Restate all of the data exactly.

Raw records
** begin **

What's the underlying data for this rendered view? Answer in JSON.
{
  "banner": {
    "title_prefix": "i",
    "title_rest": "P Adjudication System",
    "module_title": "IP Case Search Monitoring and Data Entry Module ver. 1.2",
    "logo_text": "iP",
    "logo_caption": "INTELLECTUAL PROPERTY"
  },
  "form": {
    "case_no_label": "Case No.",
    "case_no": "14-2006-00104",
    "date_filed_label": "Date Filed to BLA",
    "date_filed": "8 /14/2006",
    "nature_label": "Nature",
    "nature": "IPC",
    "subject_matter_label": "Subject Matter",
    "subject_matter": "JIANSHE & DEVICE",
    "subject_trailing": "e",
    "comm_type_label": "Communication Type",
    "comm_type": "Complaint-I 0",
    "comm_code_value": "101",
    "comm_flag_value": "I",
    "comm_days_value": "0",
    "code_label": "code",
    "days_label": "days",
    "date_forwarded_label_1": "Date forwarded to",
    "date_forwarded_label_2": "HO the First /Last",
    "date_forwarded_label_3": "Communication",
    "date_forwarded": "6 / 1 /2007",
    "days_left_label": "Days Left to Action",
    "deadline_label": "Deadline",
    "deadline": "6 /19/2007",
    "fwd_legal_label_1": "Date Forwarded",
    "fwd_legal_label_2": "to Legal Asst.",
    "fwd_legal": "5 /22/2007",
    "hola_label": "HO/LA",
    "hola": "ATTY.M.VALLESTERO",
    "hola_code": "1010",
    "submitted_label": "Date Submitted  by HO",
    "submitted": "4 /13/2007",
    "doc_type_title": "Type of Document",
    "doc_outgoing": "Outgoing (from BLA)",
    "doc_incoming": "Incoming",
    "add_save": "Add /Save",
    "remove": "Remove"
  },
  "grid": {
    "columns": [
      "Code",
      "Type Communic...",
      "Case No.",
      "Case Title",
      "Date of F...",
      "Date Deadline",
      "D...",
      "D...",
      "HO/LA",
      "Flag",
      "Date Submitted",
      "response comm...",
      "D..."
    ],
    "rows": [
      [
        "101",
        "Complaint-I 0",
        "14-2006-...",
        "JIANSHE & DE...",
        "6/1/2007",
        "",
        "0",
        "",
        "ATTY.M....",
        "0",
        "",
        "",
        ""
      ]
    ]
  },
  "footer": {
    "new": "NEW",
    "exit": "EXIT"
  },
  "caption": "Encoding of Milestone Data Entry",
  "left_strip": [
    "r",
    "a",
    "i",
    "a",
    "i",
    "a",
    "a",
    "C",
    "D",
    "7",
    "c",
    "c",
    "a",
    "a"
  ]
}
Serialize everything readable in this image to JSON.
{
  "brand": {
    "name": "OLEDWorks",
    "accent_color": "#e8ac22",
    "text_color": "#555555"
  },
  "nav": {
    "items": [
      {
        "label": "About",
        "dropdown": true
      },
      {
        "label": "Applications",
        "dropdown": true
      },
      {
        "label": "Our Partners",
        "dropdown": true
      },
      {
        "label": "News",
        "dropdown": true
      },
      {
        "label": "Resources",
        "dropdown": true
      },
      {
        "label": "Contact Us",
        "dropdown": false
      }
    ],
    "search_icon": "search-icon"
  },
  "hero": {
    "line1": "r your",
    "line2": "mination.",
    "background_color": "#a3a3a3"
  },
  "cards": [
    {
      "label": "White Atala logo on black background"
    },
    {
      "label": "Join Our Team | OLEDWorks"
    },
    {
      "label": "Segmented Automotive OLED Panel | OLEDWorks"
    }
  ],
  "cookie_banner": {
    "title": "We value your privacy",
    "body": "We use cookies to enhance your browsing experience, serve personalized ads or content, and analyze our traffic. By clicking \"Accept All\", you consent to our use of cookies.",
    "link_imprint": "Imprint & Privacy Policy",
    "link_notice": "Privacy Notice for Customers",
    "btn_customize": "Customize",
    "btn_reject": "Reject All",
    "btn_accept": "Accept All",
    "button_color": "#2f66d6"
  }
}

** end **

- [Task response]
What's the underlying data for this rendered view? Answer in JSON.
{
  "banner": {
    "title_prefix": "i",
    "title_rest": "P Adjudication System",
    "module_title": "IP Case Search Monitoring and Data Entry Module ver. 1.2",
    "logo_text": "iP",
    "logo_caption": "INTELLECTUAL PROPERTY"
  },
  "form": {
    "case_no_label": "Case No.",
    "case_no": "14-2006-00104",
    "date_filed_label": "Date Filed to BLA",
    "date_filed": "8 /14/2006",
    "nature_label": "Nature",
    "nature": "IPC",
    "subject_matter_label": "Subject Matter",
    "subject_matter": "JIANSHE & DEVICE",
    "subject_trailing": "e",
    "comm_type_label": "Communication Type",
    "comm_type": "Complaint-I 0",
    "comm_code_value": "101",
    "comm_flag_value": "I",
    "comm_days_value": "0",
    "code_label": "code",
    "days_label": "days",
    "date_forwarded_label_1": "Date forwarded to",
    "date_forwarded_label_2": "HO the First /Last",
    "date_forwarded_label_3": "Communication",
    "date_forwarded": "6 / 1 /2007",
    "days_left_label": "Days Left to Action",
    "deadline_label": "Deadline",
    "deadline": "6 /19/2007",
    "fwd_legal_label_1": "Date Forwarded",
    "fwd_legal_label_2": "to Legal Asst.",
    "fwd_legal": "5 /22/2007",
    "hola_label": "HO/LA",
    "hola": "ATTY.M.VALLESTERO",
    "hola_code": "1010",
    "submitted_label": "Date Submitted  by HO",
    "submitted": "4 /13/2007",
    "doc_type_title": "Type of Document",
    "doc_outgoing": "Outgoing (from BLA)",
    "doc_incoming": "Incoming",
    "add_save": "Add /Save",
    "remove": "Remove"
  },
  "grid": {
    "columns": [
      "Code",
      "Type Communic...",
      "Case No.",
      "Case Title",
      "Date of F...",
      "Date Deadline",
      "D...",
      "D...",
      "HO/LA",
      "Flag",
      "Date Submitted",
      "response comm...",
      "D..."
    ],
    "rows": [
      [
        "101",
        "Complaint-I 0",
        "14-2006-...",
        "JIANSHE & DE...",
        "6/1/2007",
        "",
        "0",
        "",
        "ATTY.M....",
        "0",
        "",
        "",
        ""
      ]
    ]
  },
  "footer": {
    "new": "NEW",
    "exit": "EXIT"
  },
  "caption": "Encoding of Milestone Data Entry",
  "left_strip": [
    "r",
    "a",
    "i",
    "a",
    "i",
    "a",
    "a",
    "C",
    "D",
    "7",
    "c",
    "c",
    "a",
    "a"
  ]
}
Serialize everything readable in this image to JSON.
{
  "brand": {
    "name": "OLEDWorks",
    "accent_color": "#e8ac22",
    "text_color": "#555555"
  },
  "nav": {
    "items": [
      {
        "label": "About",
        "dropdown": true
      },
      {
        "label": "Applications",
        "dropdown": true
      },
      {
        "label": "Our Partners",
        "dropdown": true
      },
      {
        "label": "News",
        "dropdown": true
      },
      {
        "label": "Resources",
        "dropdown": true
      },
      {
        "label": "Contact Us",
        "dropdown": false
      }
    ],
    "search_icon": "search-icon"
  },
  "hero": {
    "line1": "r your",
    "line2": "mination.",
    "background_color": "#a3a3a3"
  },
  "cards": [
    {
      "label": "White Atala logo on black background"
    },
    {
      "label": "Join Our Team | OLEDWorks"
    },
    {
      "label": "Segmented Automotive OLED Panel | OLEDWorks"
    }
  ],
  "cookie_banner": {
    "title": "We value your privacy",
    "body": "We use cookies to enhance your browsing experience, serve personalized ads or content, and analyze our traffic. By clicking \"Accept All\", you consent to our use of cookies.",
    "link_imprint": "Imprint & Privacy Policy",
    "link_notice": "Privacy Notice for Customers",
    "btn_customize": "Customize",
    "btn_reject": "Reject All",
    "btn_accept": "Accept All",
    "button_color": "#2f66d6"
  }
}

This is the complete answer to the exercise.